— Start of RECORDS FOR THIS EXERCISE —

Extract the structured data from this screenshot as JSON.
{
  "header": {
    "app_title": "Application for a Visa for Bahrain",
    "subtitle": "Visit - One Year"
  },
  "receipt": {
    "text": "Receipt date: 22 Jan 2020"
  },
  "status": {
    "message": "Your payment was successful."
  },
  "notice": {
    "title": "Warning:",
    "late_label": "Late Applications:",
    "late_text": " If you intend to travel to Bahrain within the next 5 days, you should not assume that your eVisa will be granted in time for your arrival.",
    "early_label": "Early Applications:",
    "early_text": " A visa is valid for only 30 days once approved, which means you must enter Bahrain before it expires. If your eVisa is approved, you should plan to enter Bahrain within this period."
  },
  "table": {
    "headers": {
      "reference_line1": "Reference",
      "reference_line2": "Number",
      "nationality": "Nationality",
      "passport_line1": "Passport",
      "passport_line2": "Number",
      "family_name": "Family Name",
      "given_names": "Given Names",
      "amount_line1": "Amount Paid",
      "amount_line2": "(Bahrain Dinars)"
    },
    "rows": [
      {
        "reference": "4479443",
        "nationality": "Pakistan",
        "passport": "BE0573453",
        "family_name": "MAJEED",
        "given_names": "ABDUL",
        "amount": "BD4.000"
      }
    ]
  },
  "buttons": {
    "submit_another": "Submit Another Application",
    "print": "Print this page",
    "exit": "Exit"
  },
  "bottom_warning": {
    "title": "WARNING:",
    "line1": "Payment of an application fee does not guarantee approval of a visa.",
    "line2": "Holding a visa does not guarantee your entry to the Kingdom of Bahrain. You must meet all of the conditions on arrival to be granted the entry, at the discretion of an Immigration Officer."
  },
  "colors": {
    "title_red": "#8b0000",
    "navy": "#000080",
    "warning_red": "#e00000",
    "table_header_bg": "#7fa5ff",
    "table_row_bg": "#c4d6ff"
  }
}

— End of RECORDS FOR THIS EXERCISE —

YOUR TASK:
In the records above, locate the lines holding the word "eVisa". Copy each of them.

SOLUTION BELOW:
    "late_text": " If you intend to travel to Bahrain within the next 5 days, you should not assume that your eVisa will be granted in time for your arrival.",
    "early_text": " A visa is valid for only 30 days once approved, which means you must enter Bahrain before it expires. If your eVisa is approved, you should plan to enter Bahrain within this period."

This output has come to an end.